◆ Material provided:
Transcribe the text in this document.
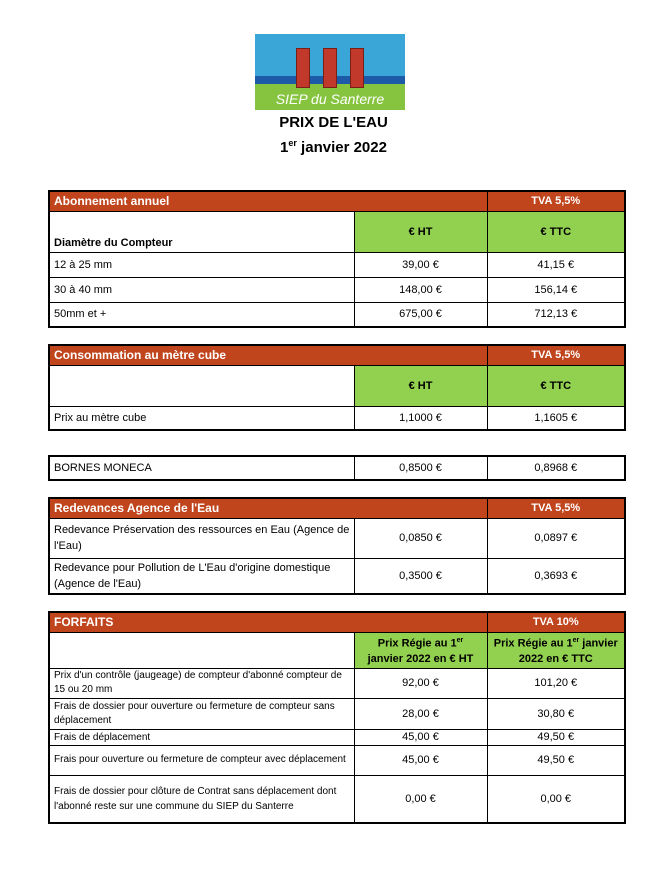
SIEP du Santerre
PRIX DE L'EAU
1er janvier 2022
Abonnement annuel		TVA 5,5%
Diamètre du Compteur	€ HT	€ TTC
12 à 25 mm	39,00 €	41,15 €
30 à 40 mm	148,00 €	156,14 €
50mm et +	675,00 €	712,13 €
Consommation au mètre cube		TVA 5,5%
	€ HT	€ TTC
Prix au mètre cube	1,1000 €	1,1605 €
BORNES MONECA	0,8500 €	0,8968 €
Redevances Agence de l'Eau		TVA 5,5%
Redevance Préservation des ressources en Eau (Agence de l'Eau)	0,0850 €	0,0897 €
Redevance pour Pollution de L'Eau d'origine domestique (Agence de l'Eau)	0,3500 €	0,3693 €
FORFAITS		TVA 10%
	Prix Régie au 1er janvier 2022 en € HT	Prix Régie au 1er janvier 2022 en € TTC
Prix d'un contrôle (jaugeage) de compteur d'abonné compteur de 15 ou 20 mm	92,00 €	101,20 €
Frais de dossier pour ouverture ou fermeture de compteur sans déplacement	28,00 €	30,80 €
Frais de déplacement	45,00 €	49,50 €
Frais pour ouverture ou fermeture de compteur avec déplacement	45,00 €	49,50 €
Frais de dossier pour clôture de Contrat sans déplacement dont l'abonné reste sur une commune du SIEP du Santerre	0,00 €	0,00 €
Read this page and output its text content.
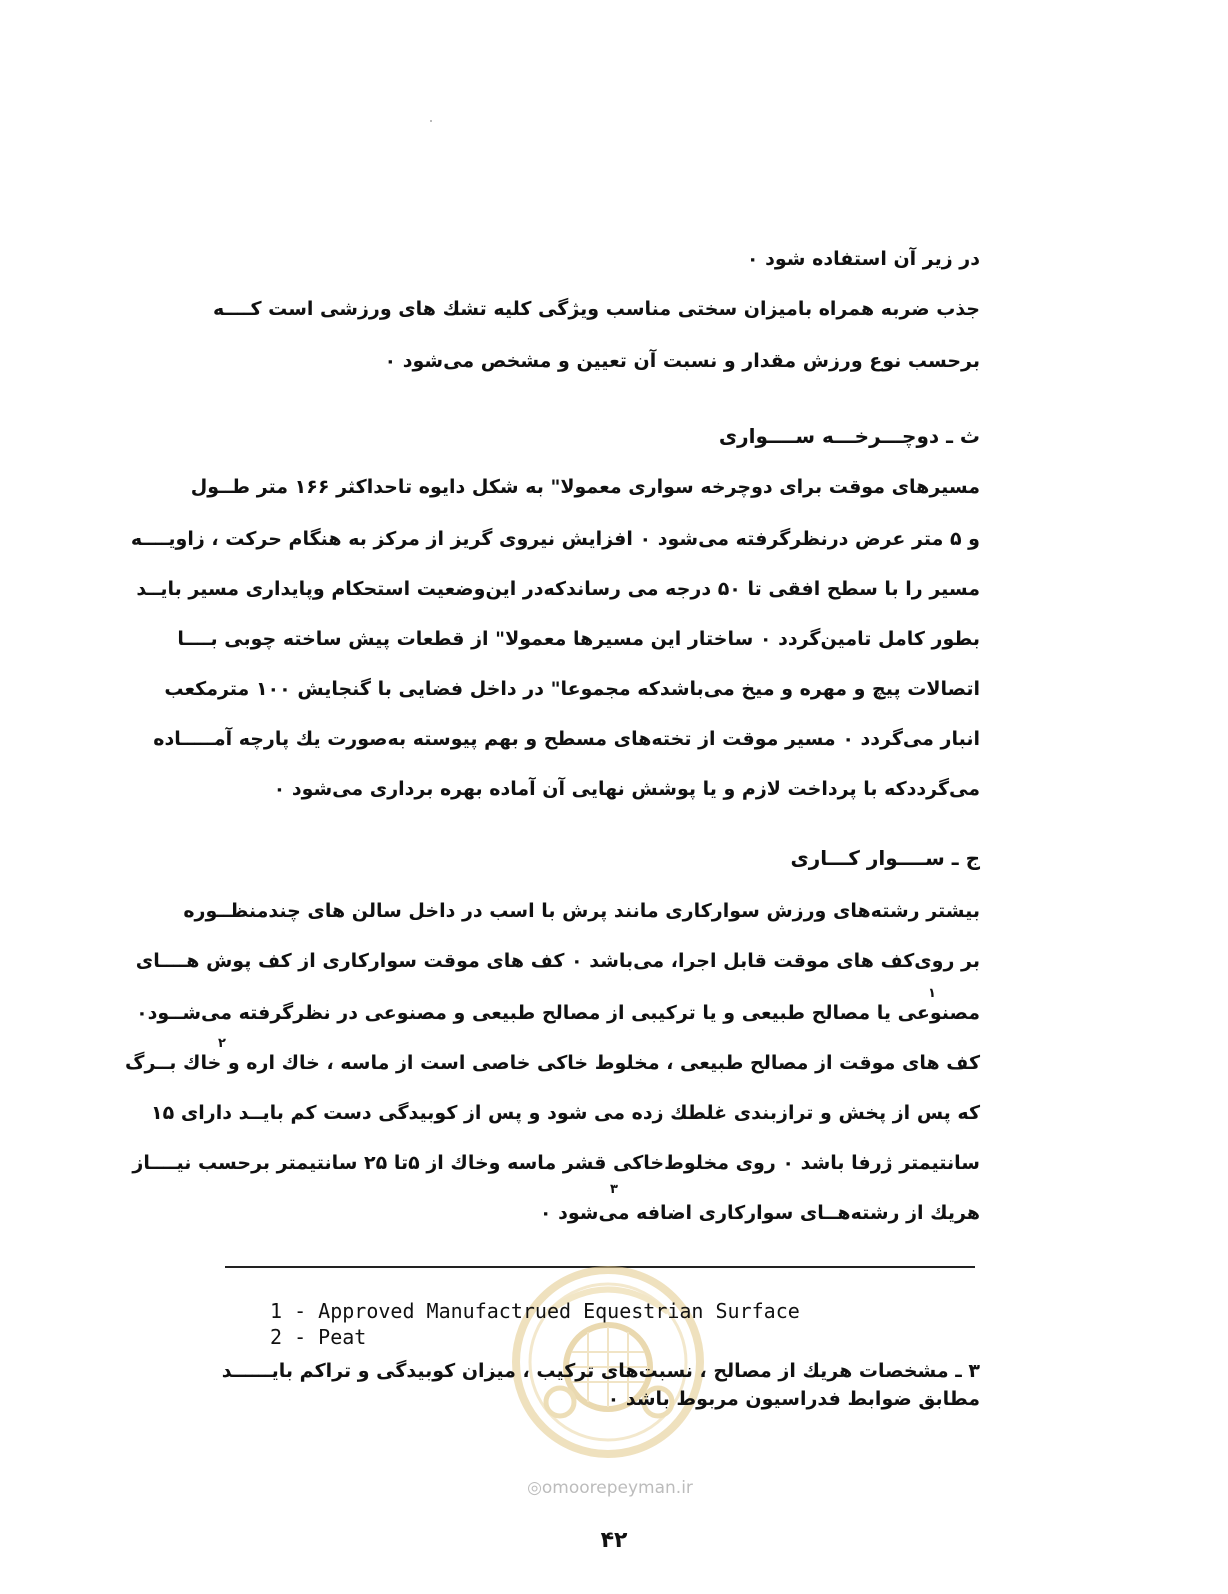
در زیر آن استفاده شود ۰
جذب ضربه همراه بامیزان سختی مناسب ویژگی کلیه تشك های ورزشی است کــــه
برحسب نوع ورزش مقدار و نسبت آن تعیین و مشخص می‌شود ۰
ث ـ دوچـــرخـــه ســــواری
مسیرهای موقت برای دوچرخه سواری معمولا" به شکل دایوه تاحداکثر ۱۶۶ متر طــول
و ۵ متر عرض درنظرگرفته می‌شود ۰ افزایش نیروی گریز از مرکز به هنگام حرکت ، زاویــــه
مسیر را با سطح افقی تا ۵۰ درجه می رساندکه‌در این‌وضعیت استحکام وپایداری مسیر بایــد
بطور کامل تامین‌گردد ۰ ساختار این مسیرها معمولا" از قطعات پیش ساخته چوبی بــــا
اتصالات پیچ و مهره و میخ می‌باشدکه مجموعا" در داخل فضایی با گنجایش ۱۰۰ مترمکعب
انبار می‌گردد ۰ مسیر موقت از تخته‌های مسطح و بهم پیوسته به‌صورت یك پارچه آمـــــاده
می‌گرددکه با پرداخت لازم و یا پوشش نهایی آن آماده بهره برداری می‌شود ۰
ج ـ ســــوار کـــاری
بیشتر رشته‌های ورزش سوارکاری مانند پرش با اسب در داخل سالن های چندمنظــوره
بر روی‌کف های موقت قابل اجرا، می‌باشد ۰ کف های موقت سوارکاری از کف پوش هــــای
مصنوعی یا مصالح طبیعی و یا ترکیبی از مصالح طبیعی و مصنوعی در نظرگرفته می‌شــود۰
۱
کف های موقت از مصالح طبیعی ، مخلوط خاکی خاصی است از ماسه ، خاك اره و خاك بــرگ
۲
که پس از پخش و ترازبندی غلطك زده می شود و پس از کوبیدگی دست کم بایــد دارای ۱۵
سانتیمتر ژرفا باشد ۰ روی مخلوط‌خاکی قشر ماسه وخاك از ۵تا ۲۵ سانتیمتر برحسب نیــــاز
هریك از رشته‌هــای سوارکاری اضافه می‌شود ۰
۳
1 - Approved Manufactrued Equestrian Surface
2 - Peat
۳ ـ مشخصات هریك از مصالح ، نسبت‌های ترکیب ، میزان کوبیدگی و تراکم بایــــــد
مطابق ضوابط فدراسیون مربوط باشد ۰
◎omoorepeyman.ir
۴۲
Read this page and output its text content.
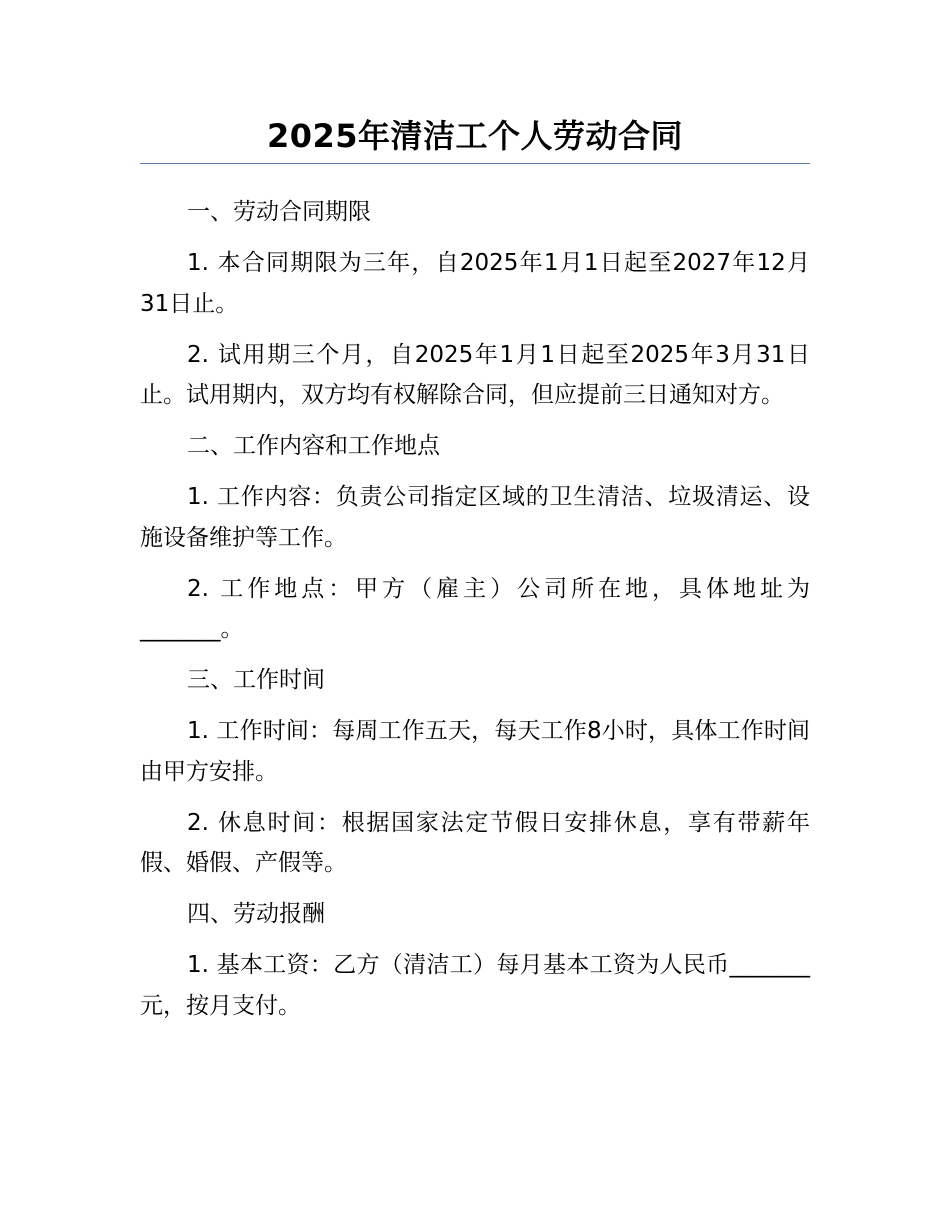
2025年清洁工个人劳动合同

一、劳动合同期限

1. 本合同期限为三年，自2025年1月1日起至2027年12月31日止。

2. 试用期三个月，自2025年1月1日起至2025年3月31日止。试用期内，双方均有权解除合同，但应提前三日通知对方。

二、工作内容和工作地点

1. 工作内容：负责公司指定区域的卫生清洁、垃圾清运、设施设备维护等工作。

2. 工作地点：甲方（雇主）公司所在地，具体地址为_______。

三、工作时间

1. 工作时间：每周工作五天，每天工作8小时，具体工作时间由甲方安排。

2. 休息时间：根据国家法定节假日安排休息，享有带薪年假、婚假、产假等。

四、劳动报酬

1. 基本工资：乙方（清洁工）每月基本工资为人民币_______元，按月支付。
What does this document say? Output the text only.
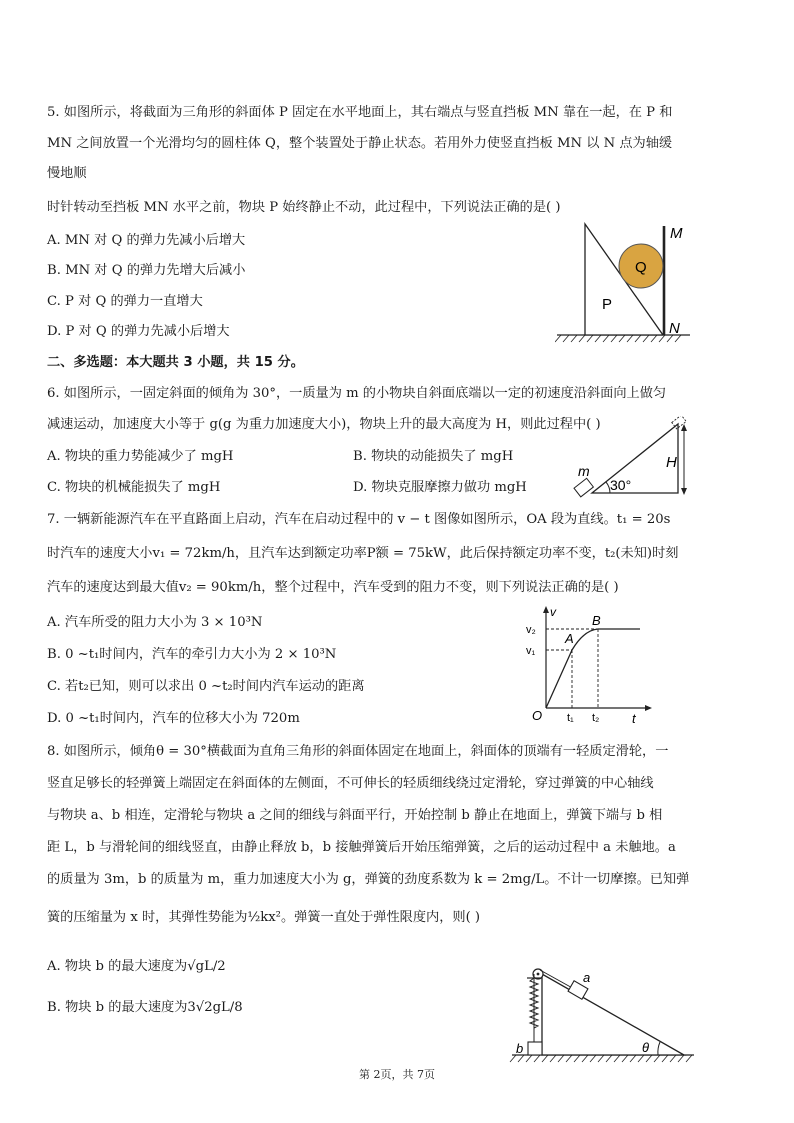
5. 如图所示，将截面为三角形的斜面体 P 固定在水平地面上，其右端点与竖直挡板 MN 靠在一起，在 P 和
MN 之间放置一个光滑均匀的圆柱体 Q，整个装置处于静止状态。若用外力使竖直挡板 MN 以 N 点为轴缓
慢地顺
时针转动至挡板 MN 水平之前，物块 P 始终静止不动，此过程中，下列说法正确的是( )
A. MN 对 Q 的弹力先减小后增大
B. MN 对 Q 的弹力先增大后减小
C. P 对 Q 的弹力一直增大
D. P 对 Q 的弹力先减小后增大
Q
P
M
N
二、多选题：本大题共 3 小题，共 15 分。
6. 如图所示，一固定斜面的倾角为 30°，一质量为 m 的小物块自斜面底端以一定的初速度沿斜面向上做匀
减速运动，加速度大小等于 g(g 为重力加速度大小)，物块上升的最大高度为 H，则此过程中( )
A. 物块的重力势能减少了 mgH	B. 物块的动能损失了 mgH
C. 物块的机械能损失了 mgH	D. 物块克服摩擦力做功 mgH	30°
m	H
7. 一辆新能源汽车在平直路面上启动，汽车在启动过程中的 v − t 图像如图所示，OA 段为直线。t₁ = 20s
时汽车的速度大小v₁ = 72km/h，且汽车达到额定功率P额 = 75kW，此后保持额定功率不变，t₂(未知)时刻
汽车的速度达到最大值v₂ = 90km/h，整个过程中，汽车受到的阻力不变，则下列说法正确的是( )
A. 汽车所受的阻力大小为 3 × 10³N
B. 0 ~t₁时间内，汽车的牵引力大小为 2 × 10³N
C. 若t₂已知，则可以求出 0 ~t₂时间内汽车运动的距离
D. 0 ~t₁时间内，汽车的位移大小为 720m
v
v₂
v₁
A
B
O t₁ t₂	t
8. 如图所示，倾角θ = 30°横截面为直角三角形的斜面体固定在地面上，斜面体的顶端有一轻质定滑轮，一
竖直足够长的轻弹簧上端固定在斜面体的左侧面，不可伸长的轻质细线绕过定滑轮，穿过弹簧的中心轴线
与物块 a、b 相连，定滑轮与物块 a 之间的细线与斜面平行，开始控制 b 静止在地面上，弹簧下端与 b 相
距 L，b 与滑轮间的细线竖直，由静止释放 b，b 接触弹簧后开始压缩弹簧，之后的运动过程中 a 未触地。a
的质量为 3m，b 的质量为 m，重力加速度大小为 g，弹簧的劲度系数为 k = 2mg/L。不计一切摩擦。已知弹
簧的压缩量为 x 时，其弹性势能为½kx²。弹簧一直处于弹性限度内，则( )
A. 物块 b 的最大速度为√gL/2
B. 物块 b 的最大速度为3√2gL/8
a
b	θ
第 2页，共 7页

◆ Description of the task: In the material above, find the lines that contain "موقت" and show them.

◆ Final result:
مسیرهای موقت برای دوچرخه سواری معمولا" به شکل دایوه تاحداکثر ۱۶۶ متر طــول
انبار می‌گردد ۰ مسیر موقت از تخته‌های مسطح و بهم پیوسته به‌صورت یك پارچه آمـــــاده
بر روی‌کف های موقت قابل اجرا، می‌باشد ۰ کف های موقت سوارکاری از کف پوش هــــای
کف های موقت از مصالح طبیعی ، مخلوط خاکی خاصی است از ماسه ، خاك اره و خاك بــرگ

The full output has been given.